> **Your task**
An exact copy of every record is needed.
-- Begin --
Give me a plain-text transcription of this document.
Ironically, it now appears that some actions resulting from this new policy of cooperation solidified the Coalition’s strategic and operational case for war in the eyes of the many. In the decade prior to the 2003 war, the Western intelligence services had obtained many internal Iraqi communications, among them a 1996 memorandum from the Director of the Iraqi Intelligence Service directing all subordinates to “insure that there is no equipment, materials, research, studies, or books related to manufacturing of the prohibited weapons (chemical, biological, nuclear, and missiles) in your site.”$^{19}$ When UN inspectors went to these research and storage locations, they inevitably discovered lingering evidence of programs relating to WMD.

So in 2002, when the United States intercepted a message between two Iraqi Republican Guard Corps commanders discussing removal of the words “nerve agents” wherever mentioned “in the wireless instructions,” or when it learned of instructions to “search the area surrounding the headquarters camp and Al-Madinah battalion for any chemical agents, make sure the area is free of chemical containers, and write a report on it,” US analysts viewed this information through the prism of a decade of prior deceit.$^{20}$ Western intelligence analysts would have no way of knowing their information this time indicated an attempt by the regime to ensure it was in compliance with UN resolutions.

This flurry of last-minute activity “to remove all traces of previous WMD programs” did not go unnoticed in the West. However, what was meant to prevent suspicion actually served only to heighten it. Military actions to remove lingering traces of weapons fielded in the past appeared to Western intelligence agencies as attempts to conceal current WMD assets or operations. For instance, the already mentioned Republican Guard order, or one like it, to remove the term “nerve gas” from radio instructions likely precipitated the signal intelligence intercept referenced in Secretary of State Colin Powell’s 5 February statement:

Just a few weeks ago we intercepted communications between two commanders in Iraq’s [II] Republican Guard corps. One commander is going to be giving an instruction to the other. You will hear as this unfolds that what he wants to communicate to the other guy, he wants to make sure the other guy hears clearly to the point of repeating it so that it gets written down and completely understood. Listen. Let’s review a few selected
-- End --
> **Exercise result**
Give me a plain-text transcription of this document.
Ironically, it now appears that some actions resulting from this new policy of cooperation solidified the Coalition’s strategic and operational case for war in the eyes of the many. In the decade prior to the 2003 war, the Western intelligence services had obtained many internal Iraqi communications, among them a 1996 memorandum from the Director of the Iraqi Intelligence Service directing all subordinates to “insure that there is no equipment, materials, research, studies, or books related to manufacturing of the prohibited weapons (chemical, biological, nuclear, and missiles) in your site.”$^{19}$ When UN inspectors went to these research and storage locations, they inevitably discovered lingering evidence of programs relating to WMD.

So in 2002, when the United States intercepted a message between two Iraqi Republican Guard Corps commanders discussing removal of the words “nerve agents” wherever mentioned “in the wireless instructions,” or when it learned of instructions to “search the area surrounding the headquarters camp and Al-Madinah battalion for any chemical agents, make sure the area is free of chemical containers, and write a report on it,” US analysts viewed this information through the prism of a decade of prior deceit.$^{20}$ Western intelligence analysts would have no way of knowing their information this time indicated an attempt by the regime to ensure it was in compliance with UN resolutions.

This flurry of last-minute activity “to remove all traces of previous WMD programs” did not go unnoticed in the West. However, what was meant to prevent suspicion actually served only to heighten it. Military actions to remove lingering traces of weapons fielded in the past appeared to Western intelligence agencies as attempts to conceal current WMD assets or operations. For instance, the already mentioned Republican Guard order, or one like it, to remove the term “nerve gas” from radio instructions likely precipitated the signal intelligence intercept referenced in Secretary of State Colin Powell’s 5 February statement:

Just a few weeks ago we intercepted communications between two commanders in Iraq’s [II] Republican Guard corps. One commander is going to be giving an instruction to the other. You will hear as this unfolds that what he wants to communicate to the other guy, he wants to make sure the other guy hears clearly to the point of repeating it so that it gets written down and completely understood. Listen. Let’s review a few selected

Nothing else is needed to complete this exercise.